**Problem description**
Retype the material below. Keep every word exactly as it is.

**Records shown**
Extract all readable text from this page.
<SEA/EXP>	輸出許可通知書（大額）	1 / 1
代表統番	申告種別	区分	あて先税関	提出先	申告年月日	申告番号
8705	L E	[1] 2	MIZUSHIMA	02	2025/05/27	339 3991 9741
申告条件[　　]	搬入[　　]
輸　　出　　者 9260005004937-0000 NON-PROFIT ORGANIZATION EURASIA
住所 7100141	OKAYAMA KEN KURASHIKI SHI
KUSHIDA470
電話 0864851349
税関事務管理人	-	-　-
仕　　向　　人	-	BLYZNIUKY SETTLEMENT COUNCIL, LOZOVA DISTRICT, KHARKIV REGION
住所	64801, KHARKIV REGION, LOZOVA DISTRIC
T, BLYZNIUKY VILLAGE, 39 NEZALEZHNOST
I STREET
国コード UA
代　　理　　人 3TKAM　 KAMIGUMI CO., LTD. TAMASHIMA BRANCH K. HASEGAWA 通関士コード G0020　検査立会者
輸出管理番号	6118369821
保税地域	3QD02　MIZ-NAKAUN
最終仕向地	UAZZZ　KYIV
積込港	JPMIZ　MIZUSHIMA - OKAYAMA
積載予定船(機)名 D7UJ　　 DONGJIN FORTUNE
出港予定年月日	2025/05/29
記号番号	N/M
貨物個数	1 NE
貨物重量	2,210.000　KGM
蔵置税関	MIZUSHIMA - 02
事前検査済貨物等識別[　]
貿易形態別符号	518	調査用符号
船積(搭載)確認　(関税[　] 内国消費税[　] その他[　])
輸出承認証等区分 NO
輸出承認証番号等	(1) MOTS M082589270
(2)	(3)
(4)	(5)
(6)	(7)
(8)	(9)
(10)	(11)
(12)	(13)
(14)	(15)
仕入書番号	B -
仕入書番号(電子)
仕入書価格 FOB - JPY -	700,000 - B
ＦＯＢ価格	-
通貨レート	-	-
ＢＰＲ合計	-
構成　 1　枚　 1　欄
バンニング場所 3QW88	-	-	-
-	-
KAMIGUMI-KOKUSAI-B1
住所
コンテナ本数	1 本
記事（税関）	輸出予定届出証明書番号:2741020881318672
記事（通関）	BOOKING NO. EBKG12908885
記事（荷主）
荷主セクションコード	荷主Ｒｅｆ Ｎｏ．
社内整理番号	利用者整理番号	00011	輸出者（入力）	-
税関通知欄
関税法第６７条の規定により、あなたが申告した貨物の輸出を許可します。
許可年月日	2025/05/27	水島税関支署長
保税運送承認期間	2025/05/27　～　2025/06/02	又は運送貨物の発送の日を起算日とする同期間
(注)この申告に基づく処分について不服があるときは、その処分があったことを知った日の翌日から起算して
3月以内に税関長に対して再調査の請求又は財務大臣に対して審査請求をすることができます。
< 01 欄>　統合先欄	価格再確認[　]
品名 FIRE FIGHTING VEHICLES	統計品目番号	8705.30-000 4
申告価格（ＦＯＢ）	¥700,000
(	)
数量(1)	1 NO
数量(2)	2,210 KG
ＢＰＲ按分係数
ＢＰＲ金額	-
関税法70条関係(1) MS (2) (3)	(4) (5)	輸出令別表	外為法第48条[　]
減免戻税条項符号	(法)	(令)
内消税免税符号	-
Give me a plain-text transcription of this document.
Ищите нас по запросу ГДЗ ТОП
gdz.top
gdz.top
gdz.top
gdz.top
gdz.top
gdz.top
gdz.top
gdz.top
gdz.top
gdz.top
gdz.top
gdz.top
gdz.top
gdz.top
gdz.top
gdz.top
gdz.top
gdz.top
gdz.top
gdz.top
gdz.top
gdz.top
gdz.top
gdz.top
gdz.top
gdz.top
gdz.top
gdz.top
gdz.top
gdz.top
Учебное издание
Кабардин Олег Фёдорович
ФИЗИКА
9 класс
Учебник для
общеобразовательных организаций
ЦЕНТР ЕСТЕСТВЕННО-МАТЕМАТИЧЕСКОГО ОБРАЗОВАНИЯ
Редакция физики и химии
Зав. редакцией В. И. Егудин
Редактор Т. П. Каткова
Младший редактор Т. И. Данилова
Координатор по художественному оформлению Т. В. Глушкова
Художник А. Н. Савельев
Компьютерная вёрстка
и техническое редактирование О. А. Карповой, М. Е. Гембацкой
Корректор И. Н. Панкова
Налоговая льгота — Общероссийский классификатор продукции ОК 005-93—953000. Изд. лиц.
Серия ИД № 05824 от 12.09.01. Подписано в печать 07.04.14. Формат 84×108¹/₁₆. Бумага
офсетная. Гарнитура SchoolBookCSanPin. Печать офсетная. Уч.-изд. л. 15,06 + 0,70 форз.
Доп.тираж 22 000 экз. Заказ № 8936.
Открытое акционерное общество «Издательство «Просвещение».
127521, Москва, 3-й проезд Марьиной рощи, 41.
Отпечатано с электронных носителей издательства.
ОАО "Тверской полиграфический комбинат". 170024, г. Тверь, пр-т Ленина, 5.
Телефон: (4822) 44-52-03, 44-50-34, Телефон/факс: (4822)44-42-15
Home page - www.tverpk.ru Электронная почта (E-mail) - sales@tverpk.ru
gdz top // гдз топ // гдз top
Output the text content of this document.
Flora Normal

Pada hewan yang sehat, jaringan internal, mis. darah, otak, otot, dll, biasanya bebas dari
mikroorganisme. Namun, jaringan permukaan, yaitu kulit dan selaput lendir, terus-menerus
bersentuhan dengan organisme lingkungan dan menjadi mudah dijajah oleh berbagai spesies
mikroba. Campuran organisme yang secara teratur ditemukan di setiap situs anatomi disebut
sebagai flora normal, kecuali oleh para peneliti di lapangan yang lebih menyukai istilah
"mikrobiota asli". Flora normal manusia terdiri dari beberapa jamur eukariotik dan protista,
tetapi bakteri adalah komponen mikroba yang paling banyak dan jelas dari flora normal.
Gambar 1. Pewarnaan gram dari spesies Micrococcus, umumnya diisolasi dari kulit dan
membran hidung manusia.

**Full solution**
Extract all readable text from this page.
<SEA/EXP>	輸出許可通知書（大額）	1 / 1
代表統番	申告種別	区分	あて先税関	提出先	申告年月日	申告番号
8705	L E	[1] 2	MIZUSHIMA	02	2025/05/27	339 3991 9741
申告条件[　　]	搬入[　　]
輸　　出　　者 9260005004937-0000 NON-PROFIT ORGANIZATION EURASIA
住所 7100141	OKAYAMA KEN KURASHIKI SHI
KUSHIDA470
電話 0864851349
税関事務管理人	-	-　-
仕　　向　　人	-	BLYZNIUKY SETTLEMENT COUNCIL, LOZOVA DISTRICT, KHARKIV REGION
住所	64801, KHARKIV REGION, LOZOVA DISTRIC
T, BLYZNIUKY VILLAGE, 39 NEZALEZHNOST
I STREET
国コード UA
代　　理　　人 3TKAM　 KAMIGUMI CO., LTD. TAMASHIMA BRANCH K. HASEGAWA 通関士コード G0020　検査立会者
輸出管理番号	6118369821
保税地域	3QD02　MIZ-NAKAUN
最終仕向地	UAZZZ　KYIV
積込港	JPMIZ　MIZUSHIMA - OKAYAMA
積載予定船(機)名 D7UJ　　 DONGJIN FORTUNE
出港予定年月日	2025/05/29
記号番号	N/M
貨物個数	1 NE
貨物重量	2,210.000　KGM
蔵置税関	MIZUSHIMA - 02
事前検査済貨物等識別[　]
貿易形態別符号	518	調査用符号
船積(搭載)確認　(関税[　] 内国消費税[　] その他[　])
輸出承認証等区分 NO
輸出承認証番号等	(1) MOTS M082589270
(2)	(3)
(4)	(5)
(6)	(7)
(8)	(9)
(10)	(11)
(12)	(13)
(14)	(15)
仕入書番号	B -
仕入書番号(電子)
仕入書価格 FOB - JPY -	700,000 - B
ＦＯＢ価格	-
通貨レート	-	-
ＢＰＲ合計	-
構成　 1　枚　 1　欄
バンニング場所 3QW88	-	-	-
-	-
KAMIGUMI-KOKUSAI-B1
住所
コンテナ本数	1 本
記事（税関）	輸出予定届出証明書番号:2741020881318672
記事（通関）	BOOKING NO. EBKG12908885
記事（荷主）
荷主セクションコード	荷主Ｒｅｆ Ｎｏ．
社内整理番号	利用者整理番号	00011	輸出者（入力）	-
税関通知欄
関税法第６７条の規定により、あなたが申告した貨物の輸出を許可します。
許可年月日	2025/05/27	水島税関支署長
保税運送承認期間	2025/05/27　～　2025/06/02	又は運送貨物の発送の日を起算日とする同期間
(注)この申告に基づく処分について不服があるときは、その処分があったことを知った日の翌日から起算して
3月以内に税関長に対して再調査の請求又は財務大臣に対して審査請求をすることができます。
< 01 欄>　統合先欄	価格再確認[　]
品名 FIRE FIGHTING VEHICLES	統計品目番号	8705.30-000 4
申告価格（ＦＯＢ）	¥700,000
(	)
数量(1)	1 NO
数量(2)	2,210 KG
ＢＰＲ按分係数
ＢＰＲ金額	-
関税法70条関係(1) MS (2) (3)	(4) (5)	輸出令別表	外為法第48条[　]
減免戻税条項符号	(法)	(令)
内消税免税符号	-
Give me a plain-text transcription of this document.
Ищите нас по запросу ГДЗ ТОП
gdz.top
gdz.top
gdz.top
gdz.top
gdz.top
gdz.top
gdz.top
gdz.top
gdz.top
gdz.top
gdz.top
gdz.top
gdz.top
gdz.top
gdz.top
gdz.top
gdz.top
gdz.top
gdz.top
gdz.top
gdz.top
gdz.top
gdz.top
gdz.top
gdz.top
gdz.top
gdz.top
gdz.top
gdz.top
gdz.top
Учебное издание
Кабардин Олег Фёдорович
ФИЗИКА
9 класс
Учебник для
общеобразовательных организаций
ЦЕНТР ЕСТЕСТВЕННО-МАТЕМАТИЧЕСКОГО ОБРАЗОВАНИЯ
Редакция физики и химии
Зав. редакцией В. И. Егудин
Редактор Т. П. Каткова
Младший редактор Т. И. Данилова
Координатор по художественному оформлению Т. В. Глушкова
Художник А. Н. Савельев
Компьютерная вёрстка
и техническое редактирование О. А. Карповой, М. Е. Гембацкой
Корректор И. Н. Панкова
Налоговая льгота — Общероссийский классификатор продукции ОК 005-93—953000. Изд. лиц.
Серия ИД № 05824 от 12.09.01. Подписано в печать 07.04.14. Формат 84×108¹/₁₆. Бумага
офсетная. Гарнитура SchoolBookCSanPin. Печать офсетная. Уч.-изд. л. 15,06 + 0,70 форз.
Доп.тираж 22 000 экз. Заказ № 8936.
Открытое акционерное общество «Издательство «Просвещение».
127521, Москва, 3-й проезд Марьиной рощи, 41.
Отпечатано с электронных носителей издательства.
ОАО "Тверской полиграфический комбинат". 170024, г. Тверь, пр-т Ленина, 5.
Телефон: (4822) 44-52-03, 44-50-34, Телефон/факс: (4822)44-42-15
Home page - www.tverpk.ru Электронная почта (E-mail) - sales@tverpk.ru
gdz top // гдз топ // гдз top
Output the text content of this document.
Flora Normal

Pada hewan yang sehat, jaringan internal, mis. darah, otak, otot, dll, biasanya bebas dari
mikroorganisme. Namun, jaringan permukaan, yaitu kulit dan selaput lendir, terus-menerus
bersentuhan dengan organisme lingkungan dan menjadi mudah dijajah oleh berbagai spesies
mikroba. Campuran organisme yang secara teratur ditemukan di setiap situs anatomi disebut
sebagai flora normal, kecuali oleh para peneliti di lapangan yang lebih menyukai istilah
"mikrobiota asli". Flora normal manusia terdiri dari beberapa jamur eukariotik dan protista,
tetapi bakteri adalah komponen mikroba yang paling banyak dan jelas dari flora normal.
Gambar 1. Pewarnaan gram dari spesies Micrococcus, umumnya diisolasi dari kulit dan
membran hidung manusia.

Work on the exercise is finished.